- THE TASK -
Copy the data precisely, character for character, and leave out every picture.
───── GIVEN ENTRIES ─────
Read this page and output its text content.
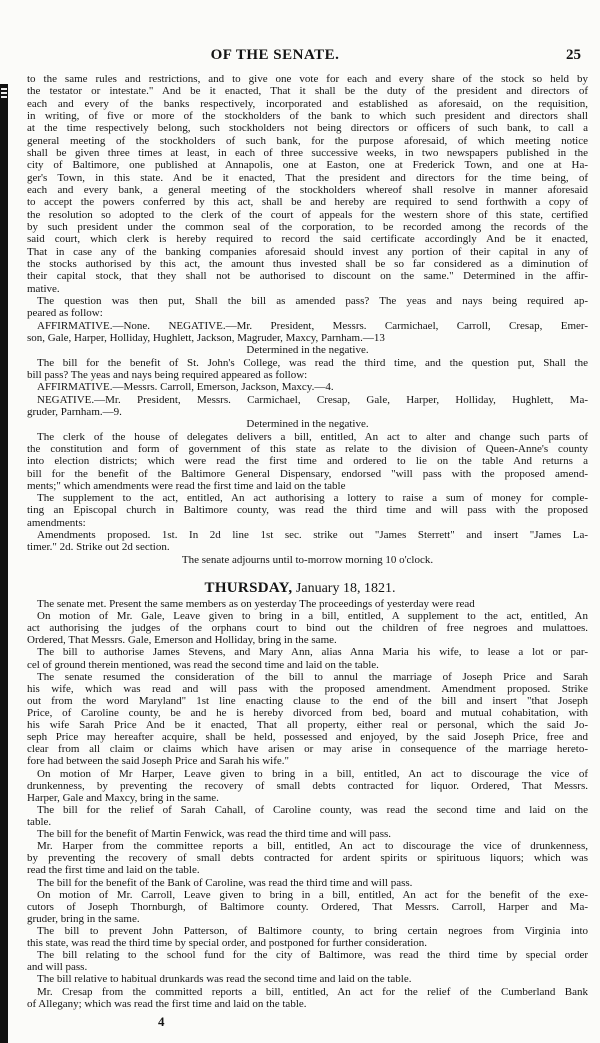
OF THE SENATE.	25
to the same rules and restrictions, and to give one vote for each and every share of the stock so held by
the testator or intestate." And be it enacted, That it shall be the duty of the president and directors of
each and every of the banks respectively, incorporated and established as aforesaid, on the requisition,
in writing, of five or more of the stockholders of the bank to which such president and directors shall
at the time respectively belong, such stockholders not being directors or officers of such bank, to call a
general meeting of the stockholders of such bank, for the purpose aforesaid, of which meeting notice
shall be given three times at least, in each of three successive weeks, in two newspapers published in the
city of Baltimore, one published at Annapolis, one at Easton, one at Frederick Town, and one at Ha-
ger's Town, in this state. And be it enacted, That the president and directors for the time being, of
each and every bank, a general meeting of the stockholders whereof shall resolve in manner aforesaid
to accept the powers conferred by this act, shall be and hereby are required to send forthwith a copy of
the resolution so adopted to the clerk of the court of appeals for the western shore of this state, certified
by such president under the common seal of the corporation, to be recorded among the records of the
said court, which clerk is hereby required to record the said certificate accordingly And be it enacted,
That in case any of the banking companies aforesaid should invest any portion of their capital in any of
the stocks authorised by this act, the amount thus invested shall be so far considered as a diminution of
their capital stock, that they shall not be authorised to discount on the same." Determined in the affir-
mative.
The question was then put, Shall the bill as amended pass? The yeas and nays being required ap-
peared as follow:
AFFIRMATIVE.—None. NEGATIVE.—Mr. President, Messrs. Carmichael, Carroll, Cresap, Emer-
son, Gale, Harper, Holliday, Hughlett, Jackson, Magruder, Maxcy, Parnham.—13
Determined in the negative.
The bill for the benefit of St. John's College, was read the third time, and the question put, Shall the
bill pass? The yeas and nays being required appeared as follow:
AFFIRMATIVE.—Messrs. Carroll, Emerson, Jackson, Maxcy.—4.
NEGATIVE.—Mr. President, Messrs. Carmichael, Cresap, Gale, Harper, Holliday, Hughlett, Ma-
gruder, Parnham.—9.
Determined in the negative.
The clerk of the house of delegates delivers a bill, entitled, An act to alter and change such parts of
the constitution and form of government of this state as relate to the division of Queen-Anne's county
into election districts; which were read the first time and ordered to lie on the table And returns a
bill for the benefit of the Baltimore General Dispensary, endorsed "will pass with the proposed amend-
ments;" which amendments were read the first time and laid on the table
The supplement to the act, entitled, An act authorising a lottery to raise a sum of money for comple-
ting an Episcopal church in Baltimore county, was read the third time and will pass with the proposed
amendments:
Amendments proposed. 1st. In 2d line 1st sec. strike out "James Sterrett" and insert "James La-
timer." 2d. Strike out 2d section.
The senate adjourns until to-morrow morning 10 o'clock.
THURSDAY, January 18, 1821.
The senate met. Present the same members as on yesterday The proceedings of yesterday were read
On motion of Mr. Gale, Leave given to bring in a bill, entitled, A supplement to the act, entitled, An
act authorising the judges of the orphans court to bind out the children of free negroes and mulattoes.
Ordered, That Messrs. Gale, Emerson and Holliday, bring in the same.
The bill to authorise James Stevens, and Mary Ann, alias Anna Maria his wife, to lease a lot or par-
cel of ground therein mentioned, was read the second time and laid on the table.
The senate resumed the consideration of the bill to annul the marriage of Joseph Price and Sarah
his wife, which was read and will pass with the proposed amendment. Amendment proposed. Strike
out from the word Maryland" 1st line enacting clause to the end of the bill and insert "that Joseph
Price, of Caroline county, be and he is hereby divorced from bed, board and mutual cohabitation, with
his wife Sarah Price And be it enacted, That all property, either real or personal, which the said Jo-
seph Price may hereafter acquire, shall be held, possessed and enjoyed, by the said Joseph Price, free and
clear from all claim or claims which have arisen or may arise in consequence of the marriage hereto-
fore had between the said Joseph Price and Sarah his wife."
On motion of Mr Harper, Leave given to bring in a bill, entitled, An act to discourage the vice of
drunkenness, by preventing the recovery of small debts contracted for liquor. Ordered, That Messrs.
Harper, Gale and Maxcy, bring in the same.
The bill for the relief of Sarah Cahall, of Caroline county, was read the second time and laid on the
table.
The bill for the benefit of Martin Fenwick, was read the third time and will pass.
Mr. Harper from the committee reports a bill, entitled, An act to discourage the vice of drunkenness,
by preventing the recovery of small debts contracted for ardent spirits or spirituous liquors; which was
read the first time and laid on the table.
The bill for the benefit of the Bank of Caroline, was read the third time and will pass.
On motion of Mr. Carroll, Leave given to bring in a bill, entitled, An act for the benefit of the exe-
cutors of Joseph Thornburgh, of Baltimore county. Ordered, That Messrs. Carroll, Harper and Ma-
gruder, bring in the same.
The bill to prevent John Patterson, of Baltimore county, to bring certain negroes from Virginia into
this state, was read the third time by special order, and postponed for further consideration.
The bill relating to the school fund for the city of Baltimore, was read the third time by special order
and will pass.
The bill relative to habitual drunkards was read the second time and laid on the table.
Mr. Cresap from the committed reports a bill, entitled, An act for the relief of the Cumberland Bank
of Allegany; which was read the first time and laid on the table.
4
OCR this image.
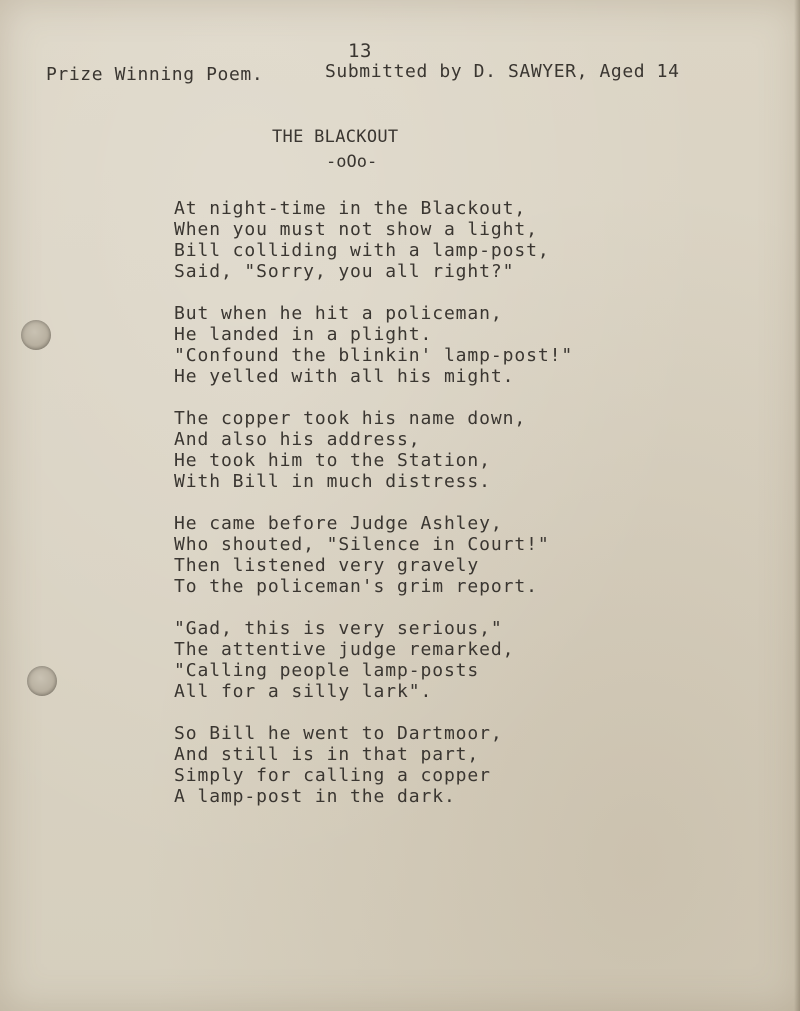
13
Prize Winning Poem.	Submitted by D. SAWYER, Aged 14
THE BLACKOUT
-oOo-
At night-time in the Blackout,
When you must not show a light,
Bill colliding with a lamp-post,
Said, "Sorry, you all right?"
But when he hit a policeman,
He landed in a plight.
"Confound the blinkin' lamp-post!"
He yelled with all his might.
The copper took his name down,
And also his address,
He took him to the Station,
With Bill in much distress.
He came before Judge Ashley,
Who shouted, "Silence in Court!"
Then listened very gravely
To the policeman's grim report.
"Gad, this is very serious,"
The attentive judge remarked,
"Calling people lamp-posts
All for a silly lark".
So Bill he went to Dartmoor,
And still is in that part,
Simply for calling a copper
A lamp-post in the dark.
─────
- THE RESULT -
Read this page and output its text content.
OF THE SENATE.	25
to the same rules and restrictions, and to give one vote for each and every share of the stock so held by
the testator or intestate." And be it enacted, That it shall be the duty of the president and directors of
each and every of the banks respectively, incorporated and established as aforesaid, on the requisition,
in writing, of five or more of the stockholders of the bank to which such president and directors shall
at the time respectively belong, such stockholders not being directors or officers of such bank, to call a
general meeting of the stockholders of such bank, for the purpose aforesaid, of which meeting notice
shall be given three times at least, in each of three successive weeks, in two newspapers published in the
city of Baltimore, one published at Annapolis, one at Easton, one at Frederick Town, and one at Ha-
ger's Town, in this state. And be it enacted, That the president and directors for the time being, of
each and every bank, a general meeting of the stockholders whereof shall resolve in manner aforesaid
to accept the powers conferred by this act, shall be and hereby are required to send forthwith a copy of
the resolution so adopted to the clerk of the court of appeals for the western shore of this state, certified
by such president under the common seal of the corporation, to be recorded among the records of the
said court, which clerk is hereby required to record the said certificate accordingly And be it enacted,
That in case any of the banking companies aforesaid should invest any portion of their capital in any of
the stocks authorised by this act, the amount thus invested shall be so far considered as a diminution of
their capital stock, that they shall not be authorised to discount on the same." Determined in the affir-
mative.
The question was then put, Shall the bill as amended pass? The yeas and nays being required ap-
peared as follow:
AFFIRMATIVE.—None. NEGATIVE.—Mr. President, Messrs. Carmichael, Carroll, Cresap, Emer-
son, Gale, Harper, Holliday, Hughlett, Jackson, Magruder, Maxcy, Parnham.—13
Determined in the negative.
The bill for the benefit of St. John's College, was read the third time, and the question put, Shall the
bill pass? The yeas and nays being required appeared as follow:
AFFIRMATIVE.—Messrs. Carroll, Emerson, Jackson, Maxcy.—4.
NEGATIVE.—Mr. President, Messrs. Carmichael, Cresap, Gale, Harper, Holliday, Hughlett, Ma-
gruder, Parnham.—9.
Determined in the negative.
The clerk of the house of delegates delivers a bill, entitled, An act to alter and change such parts of
the constitution and form of government of this state as relate to the division of Queen-Anne's county
into election districts; which were read the first time and ordered to lie on the table And returns a
bill for the benefit of the Baltimore General Dispensary, endorsed "will pass with the proposed amend-
ments;" which amendments were read the first time and laid on the table
The supplement to the act, entitled, An act authorising a lottery to raise a sum of money for comple-
ting an Episcopal church in Baltimore county, was read the third time and will pass with the proposed
amendments:
Amendments proposed. 1st. In 2d line 1st sec. strike out "James Sterrett" and insert "James La-
timer." 2d. Strike out 2d section.
The senate adjourns until to-morrow morning 10 o'clock.
THURSDAY, January 18, 1821.
The senate met. Present the same members as on yesterday The proceedings of yesterday were read
On motion of Mr. Gale, Leave given to bring in a bill, entitled, A supplement to the act, entitled, An
act authorising the judges of the orphans court to bind out the children of free negroes and mulattoes.
Ordered, That Messrs. Gale, Emerson and Holliday, bring in the same.
The bill to authorise James Stevens, and Mary Ann, alias Anna Maria his wife, to lease a lot or par-
cel of ground therein mentioned, was read the second time and laid on the table.
The senate resumed the consideration of the bill to annul the marriage of Joseph Price and Sarah
his wife, which was read and will pass with the proposed amendment. Amendment proposed. Strike
out from the word Maryland" 1st line enacting clause to the end of the bill and insert "that Joseph
Price, of Caroline county, be and he is hereby divorced from bed, board and mutual cohabitation, with
his wife Sarah Price And be it enacted, That all property, either real or personal, which the said Jo-
seph Price may hereafter acquire, shall be held, possessed and enjoyed, by the said Joseph Price, free and
clear from all claim or claims which have arisen or may arise in consequence of the marriage hereto-
fore had between the said Joseph Price and Sarah his wife."
On motion of Mr Harper, Leave given to bring in a bill, entitled, An act to discourage the vice of
drunkenness, by preventing the recovery of small debts contracted for liquor. Ordered, That Messrs.
Harper, Gale and Maxcy, bring in the same.
The bill for the relief of Sarah Cahall, of Caroline county, was read the second time and laid on the
table.
The bill for the benefit of Martin Fenwick, was read the third time and will pass.
Mr. Harper from the committee reports a bill, entitled, An act to discourage the vice of drunkenness,
by preventing the recovery of small debts contracted for ardent spirits or spirituous liquors; which was
read the first time and laid on the table.
The bill for the benefit of the Bank of Caroline, was read the third time and will pass.
On motion of Mr. Carroll, Leave given to bring in a bill, entitled, An act for the benefit of the exe-
cutors of Joseph Thornburgh, of Baltimore county. Ordered, That Messrs. Carroll, Harper and Ma-
gruder, bring in the same.
The bill to prevent John Patterson, of Baltimore county, to bring certain negroes from Virginia into
this state, was read the third time by special order, and postponed for further consideration.
The bill relating to the school fund for the city of Baltimore, was read the third time by special order
and will pass.
The bill relative to habitual drunkards was read the second time and laid on the table.
Mr. Cresap from the committed reports a bill, entitled, An act for the relief of the Cumberland Bank
of Allegany; which was read the first time and laid on the table.
4
OCR this image.
13
Prize Winning Poem.	Submitted by D. SAWYER, Aged 14
THE BLACKOUT
-oOo-
At night-time in the Blackout,
When you must not show a light,
Bill colliding with a lamp-post,
Said, "Sorry, you all right?"
But when he hit a policeman,
He landed in a plight.
"Confound the blinkin' lamp-post!"
He yelled with all his might.
The copper took his name down,
And also his address,
He took him to the Station,
With Bill in much distress.
He came before Judge Ashley,
Who shouted, "Silence in Court!"
Then listened very gravely
To the policeman's grim report.
"Gad, this is very serious,"
The attentive judge remarked,
"Calling people lamp-posts
All for a silly lark".
So Bill he went to Dartmoor,
And still is in that part,
Simply for calling a copper
A lamp-post in the dark.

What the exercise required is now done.